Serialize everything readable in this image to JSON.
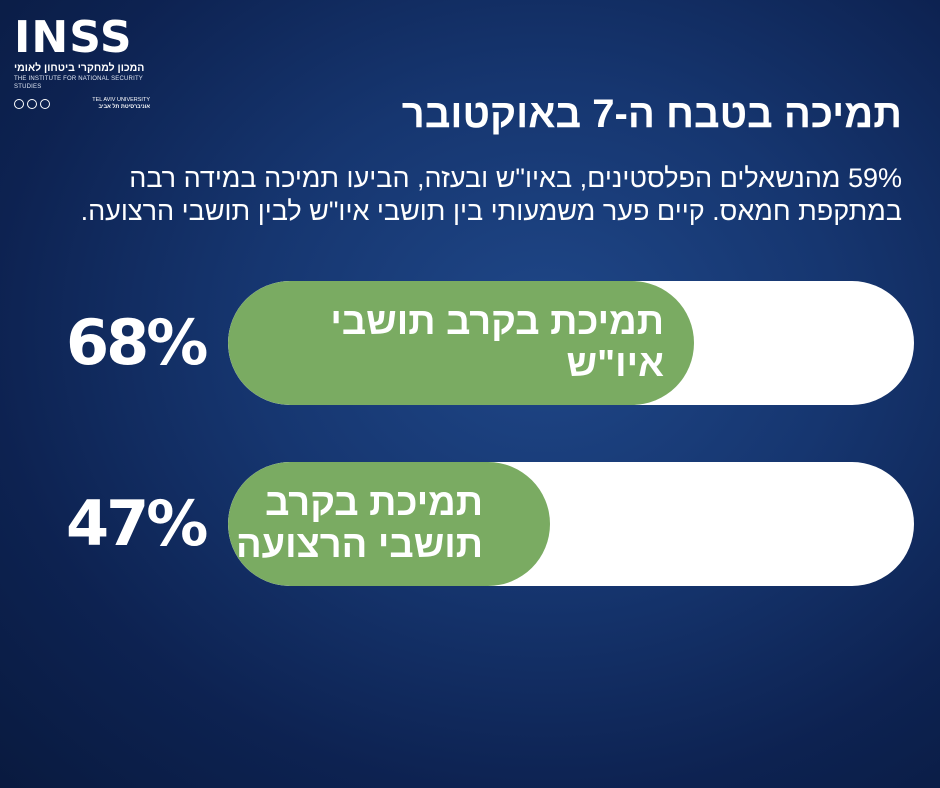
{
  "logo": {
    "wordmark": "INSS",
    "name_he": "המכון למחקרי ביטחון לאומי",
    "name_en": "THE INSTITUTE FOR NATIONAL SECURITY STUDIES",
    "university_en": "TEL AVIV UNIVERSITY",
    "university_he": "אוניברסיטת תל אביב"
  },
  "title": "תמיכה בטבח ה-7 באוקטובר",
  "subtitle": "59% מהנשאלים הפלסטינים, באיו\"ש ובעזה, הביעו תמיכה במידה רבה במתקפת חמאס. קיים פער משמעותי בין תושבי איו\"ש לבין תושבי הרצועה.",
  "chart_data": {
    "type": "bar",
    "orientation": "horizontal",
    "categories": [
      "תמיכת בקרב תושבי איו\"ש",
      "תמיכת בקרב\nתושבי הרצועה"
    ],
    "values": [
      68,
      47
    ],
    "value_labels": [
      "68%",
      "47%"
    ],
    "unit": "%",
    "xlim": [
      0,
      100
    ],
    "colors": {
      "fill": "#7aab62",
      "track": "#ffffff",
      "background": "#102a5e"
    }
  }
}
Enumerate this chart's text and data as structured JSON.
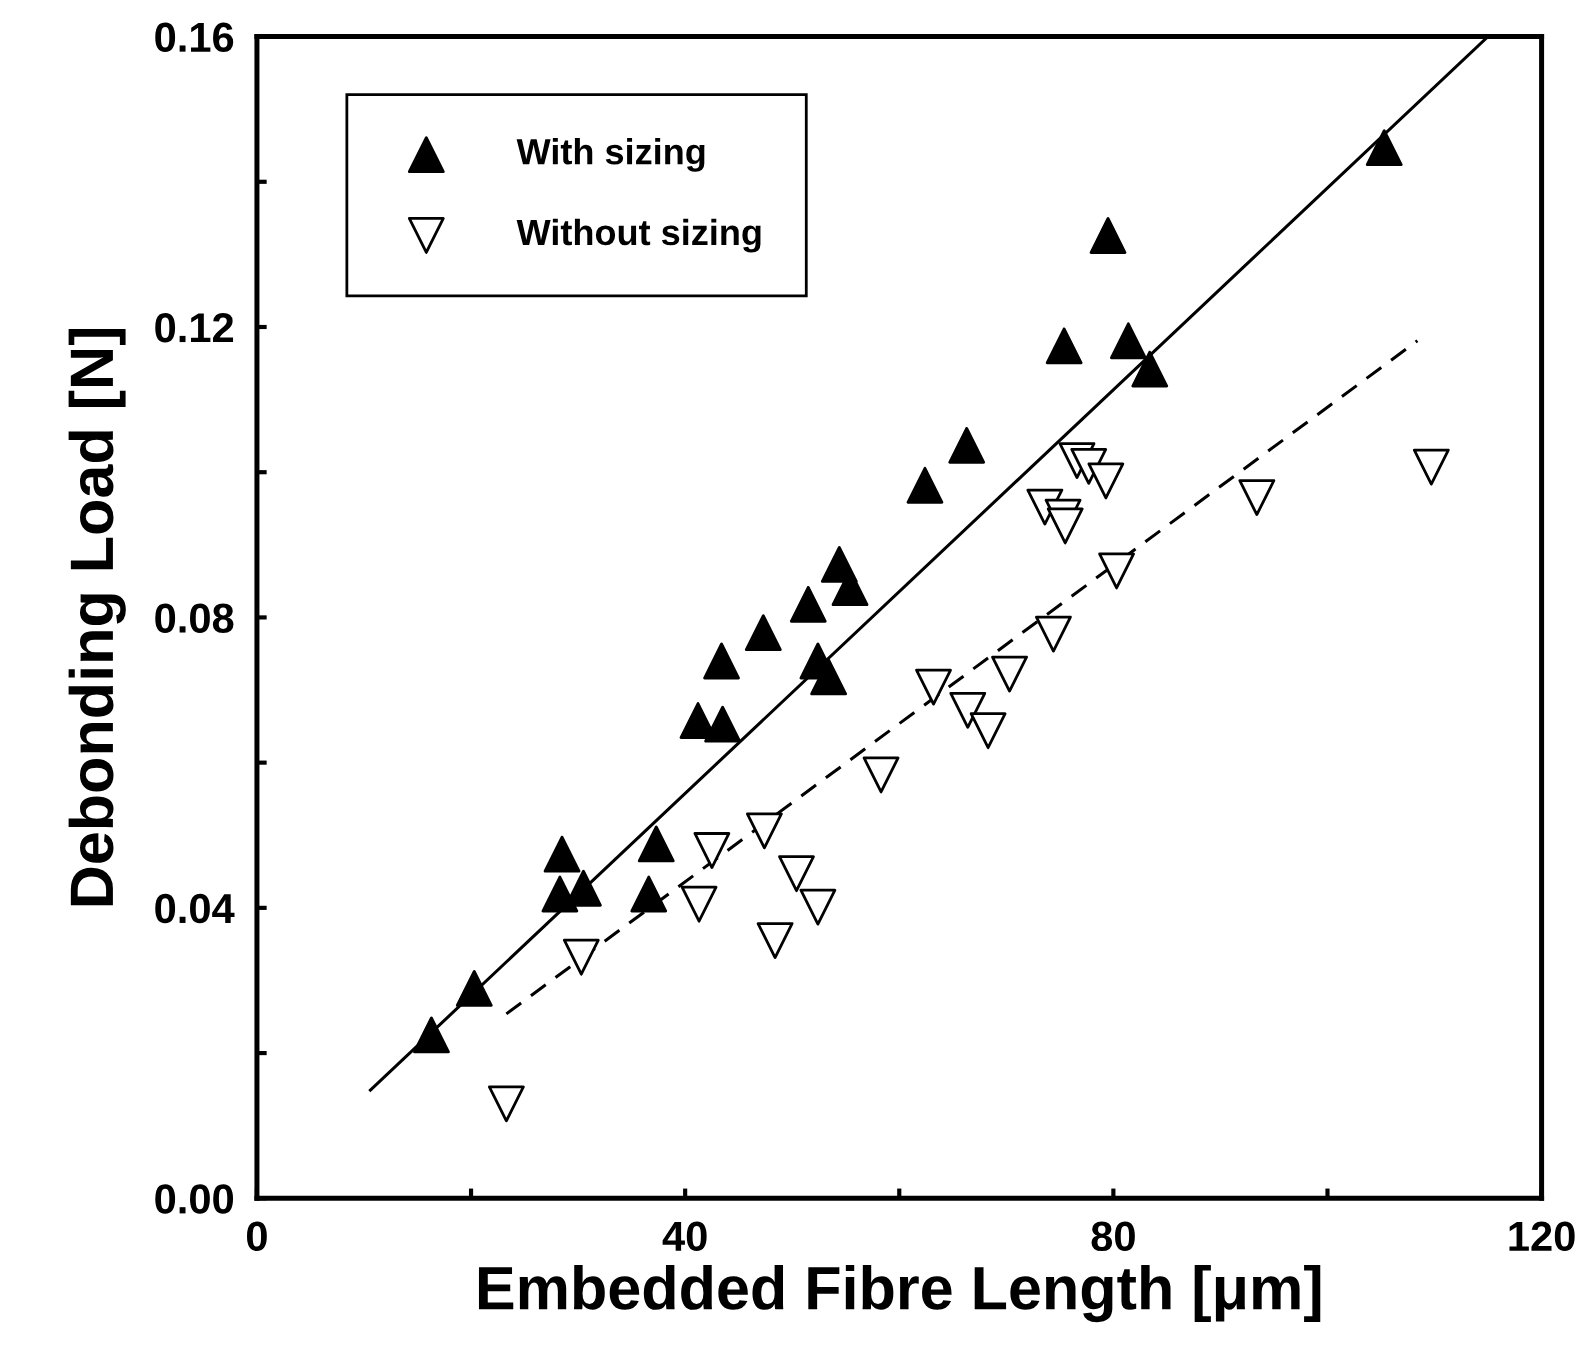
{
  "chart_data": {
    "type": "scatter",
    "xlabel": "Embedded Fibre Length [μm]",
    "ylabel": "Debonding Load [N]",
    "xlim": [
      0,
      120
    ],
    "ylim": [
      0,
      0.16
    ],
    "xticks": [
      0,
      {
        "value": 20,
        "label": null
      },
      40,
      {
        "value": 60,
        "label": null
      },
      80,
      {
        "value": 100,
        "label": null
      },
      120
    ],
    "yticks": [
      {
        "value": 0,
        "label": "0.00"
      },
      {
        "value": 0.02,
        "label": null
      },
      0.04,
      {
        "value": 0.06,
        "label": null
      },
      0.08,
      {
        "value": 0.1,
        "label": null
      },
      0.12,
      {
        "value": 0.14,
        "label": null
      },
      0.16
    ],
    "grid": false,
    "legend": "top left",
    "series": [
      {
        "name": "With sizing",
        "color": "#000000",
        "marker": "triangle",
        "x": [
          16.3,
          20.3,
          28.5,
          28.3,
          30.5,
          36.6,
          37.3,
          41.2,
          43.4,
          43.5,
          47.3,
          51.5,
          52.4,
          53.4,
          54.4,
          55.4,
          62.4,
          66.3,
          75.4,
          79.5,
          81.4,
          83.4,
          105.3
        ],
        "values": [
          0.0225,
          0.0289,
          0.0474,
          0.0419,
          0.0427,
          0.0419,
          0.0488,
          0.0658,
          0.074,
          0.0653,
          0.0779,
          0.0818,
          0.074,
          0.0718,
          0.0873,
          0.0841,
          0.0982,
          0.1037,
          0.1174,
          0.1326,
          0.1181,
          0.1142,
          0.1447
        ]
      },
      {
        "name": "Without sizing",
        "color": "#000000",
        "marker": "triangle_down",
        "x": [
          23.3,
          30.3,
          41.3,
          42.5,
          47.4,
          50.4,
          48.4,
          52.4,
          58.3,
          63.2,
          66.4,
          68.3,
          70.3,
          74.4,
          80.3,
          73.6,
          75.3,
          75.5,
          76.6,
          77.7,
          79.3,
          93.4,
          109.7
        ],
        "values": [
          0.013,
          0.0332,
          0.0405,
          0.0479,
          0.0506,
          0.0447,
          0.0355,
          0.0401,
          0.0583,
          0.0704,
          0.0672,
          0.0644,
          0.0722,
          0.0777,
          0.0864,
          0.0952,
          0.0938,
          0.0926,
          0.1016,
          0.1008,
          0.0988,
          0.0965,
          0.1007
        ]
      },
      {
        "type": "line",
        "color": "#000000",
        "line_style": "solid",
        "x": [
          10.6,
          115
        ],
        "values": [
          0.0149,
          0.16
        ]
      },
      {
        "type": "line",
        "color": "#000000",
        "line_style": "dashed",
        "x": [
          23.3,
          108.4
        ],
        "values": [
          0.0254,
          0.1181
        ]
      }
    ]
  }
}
-- -- --
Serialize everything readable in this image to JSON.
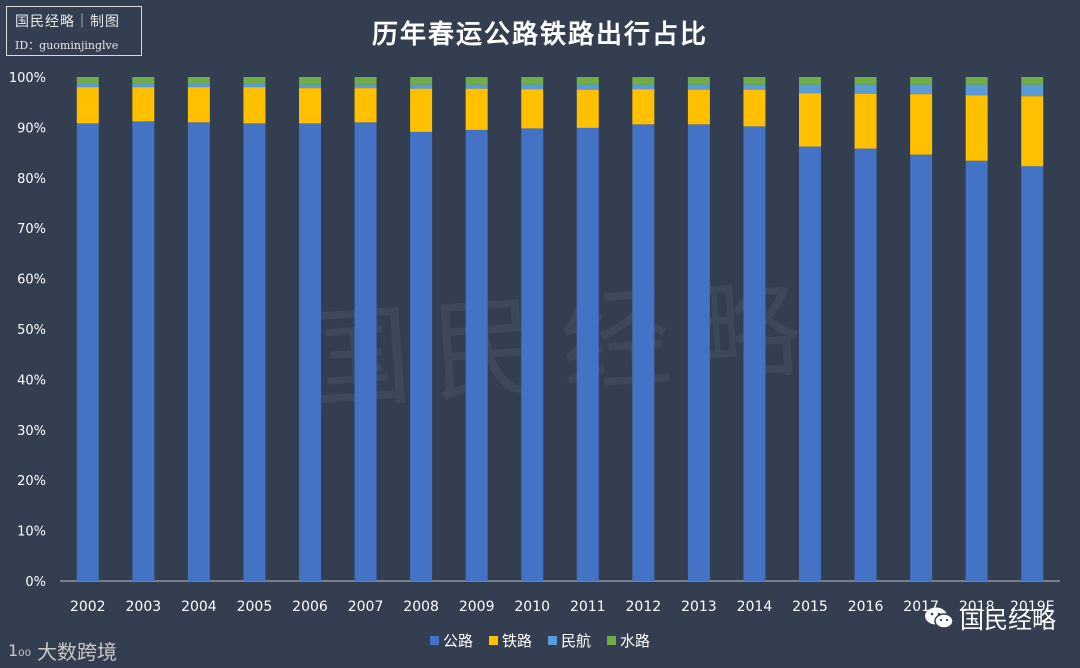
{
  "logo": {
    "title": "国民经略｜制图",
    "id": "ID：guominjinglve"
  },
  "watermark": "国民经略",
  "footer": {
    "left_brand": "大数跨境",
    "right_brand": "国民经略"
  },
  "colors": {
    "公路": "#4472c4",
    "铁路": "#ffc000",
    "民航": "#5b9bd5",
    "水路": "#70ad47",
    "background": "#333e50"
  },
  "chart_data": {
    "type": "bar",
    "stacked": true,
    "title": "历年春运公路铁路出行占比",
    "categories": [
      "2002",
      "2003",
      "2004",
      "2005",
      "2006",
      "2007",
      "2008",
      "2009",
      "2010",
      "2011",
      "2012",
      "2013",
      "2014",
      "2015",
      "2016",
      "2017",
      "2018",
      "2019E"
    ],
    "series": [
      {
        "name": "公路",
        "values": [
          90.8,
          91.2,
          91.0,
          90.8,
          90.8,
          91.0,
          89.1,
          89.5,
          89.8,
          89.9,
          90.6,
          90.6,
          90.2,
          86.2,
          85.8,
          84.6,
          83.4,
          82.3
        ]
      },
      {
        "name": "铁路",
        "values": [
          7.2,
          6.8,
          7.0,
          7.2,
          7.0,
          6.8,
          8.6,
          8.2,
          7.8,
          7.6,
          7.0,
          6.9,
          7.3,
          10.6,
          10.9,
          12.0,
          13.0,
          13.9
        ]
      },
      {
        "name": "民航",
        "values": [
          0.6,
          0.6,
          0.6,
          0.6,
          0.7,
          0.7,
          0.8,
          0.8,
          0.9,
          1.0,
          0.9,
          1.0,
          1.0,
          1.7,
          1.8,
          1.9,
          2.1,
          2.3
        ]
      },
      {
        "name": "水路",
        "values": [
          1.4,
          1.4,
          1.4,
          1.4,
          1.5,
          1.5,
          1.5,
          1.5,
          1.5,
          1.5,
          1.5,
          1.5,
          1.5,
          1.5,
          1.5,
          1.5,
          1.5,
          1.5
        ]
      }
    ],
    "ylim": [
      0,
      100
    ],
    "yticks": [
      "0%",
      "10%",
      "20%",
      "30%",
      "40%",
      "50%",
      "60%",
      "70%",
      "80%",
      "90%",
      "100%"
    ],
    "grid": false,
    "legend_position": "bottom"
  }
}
-- -- --
▶ **GIVEN EXERCISE**: Filter the listing above by the word "תמיכה"; copy each line that passes.

▶ **SOLUTION FOR THIS TASK**:
  "title": "תמיכה בטבח ה-7 באוקטובר",
  "subtitle": "59% מהנשאלים הפלסטינים, באיו\"ש ובעזה, הביעו תמיכה במידה רבה במתקפת חמאס. קיים פער משמעותי בין תושבי איו\"ש לבין תושבי הרצועה.",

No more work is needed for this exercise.